TASK PROMPT ->
Among the records below, find each line that includes the string "πενταγώνου" and copy it.

ROWS ->

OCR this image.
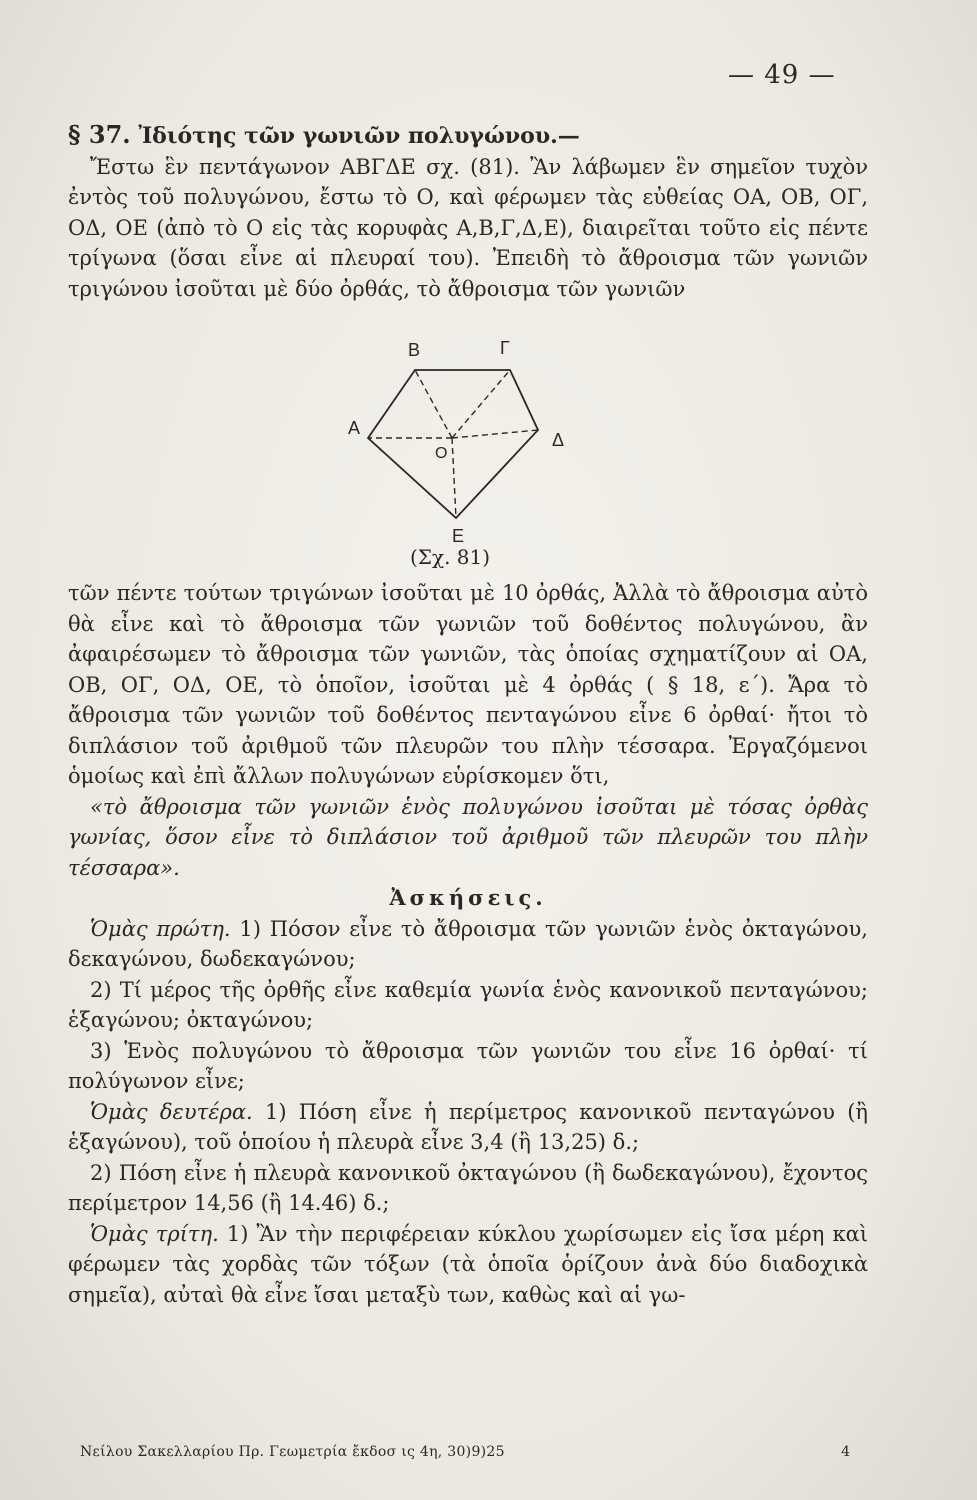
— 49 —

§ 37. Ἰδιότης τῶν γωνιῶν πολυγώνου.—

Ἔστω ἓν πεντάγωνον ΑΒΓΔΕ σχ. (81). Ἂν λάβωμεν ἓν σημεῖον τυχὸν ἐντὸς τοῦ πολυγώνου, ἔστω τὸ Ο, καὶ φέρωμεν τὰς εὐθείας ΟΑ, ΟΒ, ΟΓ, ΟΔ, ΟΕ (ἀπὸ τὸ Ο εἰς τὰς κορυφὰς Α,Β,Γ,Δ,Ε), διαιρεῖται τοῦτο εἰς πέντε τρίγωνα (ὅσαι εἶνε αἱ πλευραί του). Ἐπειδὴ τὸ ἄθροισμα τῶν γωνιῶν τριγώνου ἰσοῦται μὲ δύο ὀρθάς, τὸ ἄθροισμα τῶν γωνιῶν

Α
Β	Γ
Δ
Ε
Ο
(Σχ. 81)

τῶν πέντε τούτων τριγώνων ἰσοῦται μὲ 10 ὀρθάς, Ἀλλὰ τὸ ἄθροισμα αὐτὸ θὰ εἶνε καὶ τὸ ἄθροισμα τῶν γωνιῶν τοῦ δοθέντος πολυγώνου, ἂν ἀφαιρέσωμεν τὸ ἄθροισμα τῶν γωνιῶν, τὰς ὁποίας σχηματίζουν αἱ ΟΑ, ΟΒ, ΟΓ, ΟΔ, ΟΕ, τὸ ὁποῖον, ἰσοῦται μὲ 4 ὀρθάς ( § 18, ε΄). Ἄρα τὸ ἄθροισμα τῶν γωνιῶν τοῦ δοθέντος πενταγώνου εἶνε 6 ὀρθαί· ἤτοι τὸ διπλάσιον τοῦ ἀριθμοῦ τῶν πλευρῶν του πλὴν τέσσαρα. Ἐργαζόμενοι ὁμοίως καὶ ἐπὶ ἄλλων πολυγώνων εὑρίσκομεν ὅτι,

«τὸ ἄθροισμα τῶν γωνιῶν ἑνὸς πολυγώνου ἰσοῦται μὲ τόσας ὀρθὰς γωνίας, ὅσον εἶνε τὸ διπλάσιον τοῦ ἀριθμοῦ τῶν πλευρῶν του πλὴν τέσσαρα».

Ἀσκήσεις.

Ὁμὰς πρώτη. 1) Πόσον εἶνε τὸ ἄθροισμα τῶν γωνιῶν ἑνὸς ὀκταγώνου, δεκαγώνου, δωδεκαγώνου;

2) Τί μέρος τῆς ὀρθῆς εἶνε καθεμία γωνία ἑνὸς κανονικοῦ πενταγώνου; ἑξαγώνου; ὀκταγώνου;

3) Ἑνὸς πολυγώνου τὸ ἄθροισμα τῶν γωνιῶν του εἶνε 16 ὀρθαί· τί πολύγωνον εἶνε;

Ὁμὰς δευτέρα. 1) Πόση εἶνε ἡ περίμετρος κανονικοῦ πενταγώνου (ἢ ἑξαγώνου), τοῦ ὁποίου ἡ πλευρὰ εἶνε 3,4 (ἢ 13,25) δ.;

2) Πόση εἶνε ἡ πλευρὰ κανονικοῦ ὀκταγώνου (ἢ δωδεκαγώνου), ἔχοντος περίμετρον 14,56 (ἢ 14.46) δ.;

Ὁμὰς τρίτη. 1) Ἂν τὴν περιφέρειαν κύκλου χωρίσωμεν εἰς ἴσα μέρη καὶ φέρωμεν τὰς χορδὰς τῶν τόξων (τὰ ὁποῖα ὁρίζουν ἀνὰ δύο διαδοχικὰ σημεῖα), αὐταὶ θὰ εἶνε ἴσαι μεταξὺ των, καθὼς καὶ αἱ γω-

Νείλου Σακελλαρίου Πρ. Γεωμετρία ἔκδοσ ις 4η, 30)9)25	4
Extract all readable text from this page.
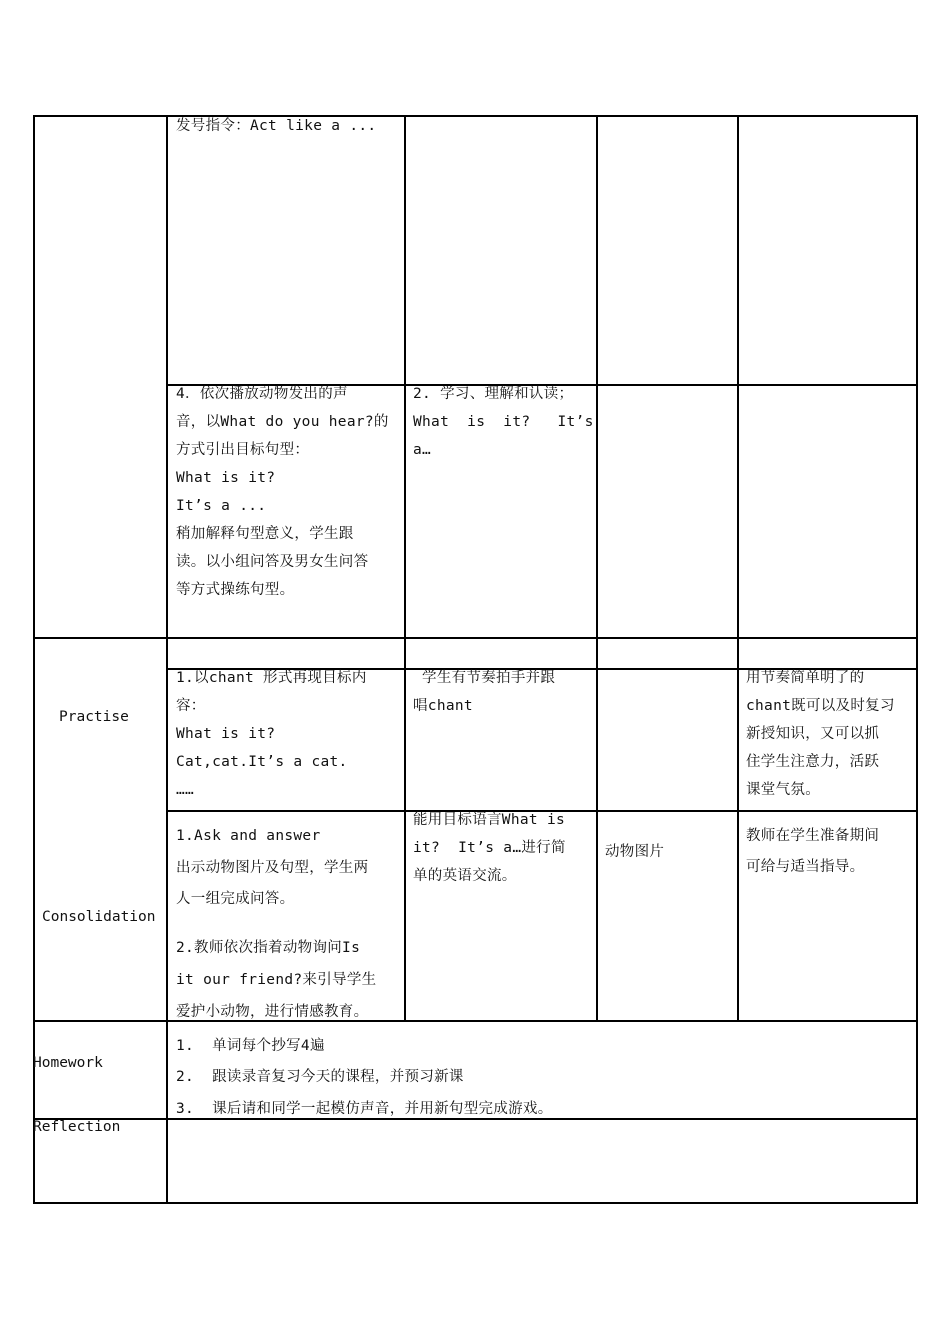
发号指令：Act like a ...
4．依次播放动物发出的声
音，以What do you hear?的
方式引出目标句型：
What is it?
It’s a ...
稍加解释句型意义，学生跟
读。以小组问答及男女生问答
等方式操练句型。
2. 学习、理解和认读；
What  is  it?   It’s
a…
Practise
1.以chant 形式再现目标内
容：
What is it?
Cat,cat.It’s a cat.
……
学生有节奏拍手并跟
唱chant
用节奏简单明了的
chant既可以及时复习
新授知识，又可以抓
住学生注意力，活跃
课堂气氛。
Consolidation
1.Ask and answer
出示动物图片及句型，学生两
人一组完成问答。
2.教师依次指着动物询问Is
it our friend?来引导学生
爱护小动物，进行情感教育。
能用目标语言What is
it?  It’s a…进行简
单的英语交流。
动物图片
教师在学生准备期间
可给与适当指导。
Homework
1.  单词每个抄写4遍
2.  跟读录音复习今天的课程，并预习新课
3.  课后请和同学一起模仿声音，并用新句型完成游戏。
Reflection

--

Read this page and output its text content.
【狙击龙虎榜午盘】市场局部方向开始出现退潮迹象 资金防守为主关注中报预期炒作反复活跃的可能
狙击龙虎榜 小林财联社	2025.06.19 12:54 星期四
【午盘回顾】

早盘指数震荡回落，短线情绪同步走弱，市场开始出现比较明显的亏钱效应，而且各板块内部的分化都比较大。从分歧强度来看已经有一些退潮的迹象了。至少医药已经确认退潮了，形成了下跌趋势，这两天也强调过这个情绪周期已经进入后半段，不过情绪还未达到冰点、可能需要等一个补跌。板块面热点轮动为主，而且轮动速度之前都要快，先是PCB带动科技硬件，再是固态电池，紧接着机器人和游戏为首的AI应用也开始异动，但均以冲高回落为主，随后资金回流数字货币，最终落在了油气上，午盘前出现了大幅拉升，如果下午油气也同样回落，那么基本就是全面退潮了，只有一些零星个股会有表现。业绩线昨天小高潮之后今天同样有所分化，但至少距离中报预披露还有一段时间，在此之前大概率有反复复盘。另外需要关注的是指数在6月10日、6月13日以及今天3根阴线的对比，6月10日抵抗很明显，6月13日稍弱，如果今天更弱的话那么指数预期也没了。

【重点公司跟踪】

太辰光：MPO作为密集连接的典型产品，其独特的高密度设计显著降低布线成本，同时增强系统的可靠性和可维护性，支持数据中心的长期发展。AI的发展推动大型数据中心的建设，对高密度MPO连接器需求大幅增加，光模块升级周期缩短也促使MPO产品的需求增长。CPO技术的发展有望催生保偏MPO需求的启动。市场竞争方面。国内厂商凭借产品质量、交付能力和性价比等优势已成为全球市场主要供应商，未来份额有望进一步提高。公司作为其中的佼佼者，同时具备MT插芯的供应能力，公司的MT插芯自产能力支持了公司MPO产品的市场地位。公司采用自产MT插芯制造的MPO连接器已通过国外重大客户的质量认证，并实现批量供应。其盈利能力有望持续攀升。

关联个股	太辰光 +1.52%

EXPECTED ANSWER ->
τῶν πέντε τούτων τριγώνων ἰσοῦται μὲ 10 ὀρθάς, Ἀλλὰ τὸ ἄθροισμα αὐτὸ θὰ εἶνε καὶ τὸ ἄθροισμα τῶν γωνιῶν τοῦ δοθέντος πολυγώνου, ἂν ἀφαιρέσωμεν τὸ ἄθροισμα τῶν γωνιῶν, τὰς ὁποίας σχηματίζουν αἱ ΟΑ, ΟΒ, ΟΓ, ΟΔ, ΟΕ, τὸ ὁποῖον, ἰσοῦται μὲ 4 ὀρθάς ( § 18, ε΄). Ἄρα τὸ ἄθροισμα τῶν γωνιῶν τοῦ δοθέντος πενταγώνου εἶνε 6 ὀρθαί· ἤτοι τὸ διπλάσιον τοῦ ἀριθμοῦ τῶν πλευρῶν του πλὴν τέσσαρα. Ἐργαζόμενοι ὁμοίως καὶ ἐπὶ ἄλλων πολυγώνων εὑρίσκομεν ὅτι,
2) Τί μέρος τῆς ὀρθῆς εἶνε καθεμία γωνία ἑνὸς κανονικοῦ πενταγώνου; ἑξαγώνου; ὀκταγώνου;
Ὁμὰς δευτέρα. 1) Πόση εἶνε ἡ περίμετρος κανονικοῦ πενταγώνου (ἢ ἑξαγώνου), τοῦ ὁποίου ἡ πλευρὰ εἶνε 3,4 (ἢ 13,25) δ.;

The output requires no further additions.